## GIVEN TASK
Select every line below containing the word "name".

## DATA ROWS
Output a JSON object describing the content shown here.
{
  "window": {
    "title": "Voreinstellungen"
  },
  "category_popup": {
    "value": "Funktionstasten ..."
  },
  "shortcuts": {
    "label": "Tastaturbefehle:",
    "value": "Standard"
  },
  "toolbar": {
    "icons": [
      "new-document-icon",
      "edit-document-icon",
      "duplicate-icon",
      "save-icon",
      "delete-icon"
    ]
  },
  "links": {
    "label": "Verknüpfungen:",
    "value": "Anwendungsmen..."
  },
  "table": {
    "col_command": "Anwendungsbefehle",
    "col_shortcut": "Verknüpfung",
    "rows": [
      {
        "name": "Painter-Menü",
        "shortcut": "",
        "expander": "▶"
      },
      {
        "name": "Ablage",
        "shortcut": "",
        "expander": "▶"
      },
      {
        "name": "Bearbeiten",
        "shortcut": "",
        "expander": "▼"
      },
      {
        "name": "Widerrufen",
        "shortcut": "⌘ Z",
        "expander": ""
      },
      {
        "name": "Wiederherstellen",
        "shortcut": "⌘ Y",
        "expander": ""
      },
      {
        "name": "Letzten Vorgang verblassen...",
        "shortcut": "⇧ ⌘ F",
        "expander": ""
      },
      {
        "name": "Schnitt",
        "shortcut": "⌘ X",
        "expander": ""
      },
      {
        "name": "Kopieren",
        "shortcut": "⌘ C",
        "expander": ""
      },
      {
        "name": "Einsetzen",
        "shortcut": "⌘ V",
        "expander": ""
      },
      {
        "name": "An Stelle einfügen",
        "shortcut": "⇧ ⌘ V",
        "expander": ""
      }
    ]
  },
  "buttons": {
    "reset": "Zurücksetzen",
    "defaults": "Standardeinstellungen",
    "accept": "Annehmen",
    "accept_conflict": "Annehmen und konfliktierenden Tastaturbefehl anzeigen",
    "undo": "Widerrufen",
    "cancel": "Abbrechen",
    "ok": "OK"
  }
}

## ANSWER IN FULL
        "name": "Painter-Menü",
        "name": "Ablage",
        "name": "Bearbeiten",
        "name": "Widerrufen",
        "name": "Wiederherstellen",
        "name": "Letzten Vorgang verblassen...",
        "name": "Schnitt",
        "name": "Kopieren",
        "name": "Einsetzen",
        "name": "An Stelle einfügen",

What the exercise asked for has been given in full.